> _AIM OF THE TASK_: Each entry below must be repeated word for word.

----------------------------------------

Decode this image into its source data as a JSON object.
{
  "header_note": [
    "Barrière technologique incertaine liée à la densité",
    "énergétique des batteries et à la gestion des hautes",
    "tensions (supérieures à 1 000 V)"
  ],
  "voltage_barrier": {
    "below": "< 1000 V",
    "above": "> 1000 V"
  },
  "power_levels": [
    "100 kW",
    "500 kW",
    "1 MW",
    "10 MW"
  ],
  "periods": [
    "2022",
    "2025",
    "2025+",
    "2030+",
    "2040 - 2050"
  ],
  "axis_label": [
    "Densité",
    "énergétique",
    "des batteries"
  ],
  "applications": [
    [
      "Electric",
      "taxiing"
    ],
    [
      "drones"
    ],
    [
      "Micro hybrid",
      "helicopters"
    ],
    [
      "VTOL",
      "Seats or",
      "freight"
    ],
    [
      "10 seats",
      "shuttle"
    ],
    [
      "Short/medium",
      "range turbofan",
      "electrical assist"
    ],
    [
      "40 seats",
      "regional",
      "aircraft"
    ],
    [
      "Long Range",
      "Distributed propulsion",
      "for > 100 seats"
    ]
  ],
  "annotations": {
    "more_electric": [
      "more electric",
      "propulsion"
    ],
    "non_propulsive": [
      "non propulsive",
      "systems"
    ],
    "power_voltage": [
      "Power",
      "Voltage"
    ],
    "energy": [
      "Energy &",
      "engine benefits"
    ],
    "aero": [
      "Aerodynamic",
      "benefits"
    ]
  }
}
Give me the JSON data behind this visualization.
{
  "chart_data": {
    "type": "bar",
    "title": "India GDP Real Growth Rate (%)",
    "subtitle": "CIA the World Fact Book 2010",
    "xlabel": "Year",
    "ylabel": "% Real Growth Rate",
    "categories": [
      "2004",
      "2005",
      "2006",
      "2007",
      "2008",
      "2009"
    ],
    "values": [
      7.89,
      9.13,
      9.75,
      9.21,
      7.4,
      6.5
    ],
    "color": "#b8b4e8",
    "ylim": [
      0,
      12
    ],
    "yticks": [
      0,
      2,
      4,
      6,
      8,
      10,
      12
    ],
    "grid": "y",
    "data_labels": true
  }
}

----------------------------------------

> _REPLY_:
Decode this image into its source data as a JSON object.
{
  "header_note": [
    "Barrière technologique incertaine liée à la densité",
    "énergétique des batteries et à la gestion des hautes",
    "tensions (supérieures à 1 000 V)"
  ],
  "voltage_barrier": {
    "below": "< 1000 V",
    "above": "> 1000 V"
  },
  "power_levels": [
    "100 kW",
    "500 kW",
    "1 MW",
    "10 MW"
  ],
  "periods": [
    "2022",
    "2025",
    "2025+",
    "2030+",
    "2040 - 2050"
  ],
  "axis_label": [
    "Densité",
    "énergétique",
    "des batteries"
  ],
  "applications": [
    [
      "Electric",
      "taxiing"
    ],
    [
      "drones"
    ],
    [
      "Micro hybrid",
      "helicopters"
    ],
    [
      "VTOL",
      "Seats or",
      "freight"
    ],
    [
      "10 seats",
      "shuttle"
    ],
    [
      "Short/medium",
      "range turbofan",
      "electrical assist"
    ],
    [
      "40 seats",
      "regional",
      "aircraft"
    ],
    [
      "Long Range",
      "Distributed propulsion",
      "for > 100 seats"
    ]
  ],
  "annotations": {
    "more_electric": [
      "more electric",
      "propulsion"
    ],
    "non_propulsive": [
      "non propulsive",
      "systems"
    ],
    "power_voltage": [
      "Power",
      "Voltage"
    ],
    "energy": [
      "Energy &",
      "engine benefits"
    ],
    "aero": [
      "Aerodynamic",
      "benefits"
    ]
  }
}
Give me the JSON data behind this visualization.
{
  "chart_data": {
    "type": "bar",
    "title": "India GDP Real Growth Rate (%)",
    "subtitle": "CIA the World Fact Book 2010",
    "xlabel": "Year",
    "ylabel": "% Real Growth Rate",
    "categories": [
      "2004",
      "2005",
      "2006",
      "2007",
      "2008",
      "2009"
    ],
    "values": [
      7.89,
      9.13,
      9.75,
      9.21,
      7.4,
      6.5
    ],
    "color": "#b8b4e8",
    "ylim": [
      0,
      12
    ],
    "yticks": [
      0,
      2,
      4,
      6,
      8,
      10,
      12
    ],
    "grid": "y",
    "data_labels": true
  }
}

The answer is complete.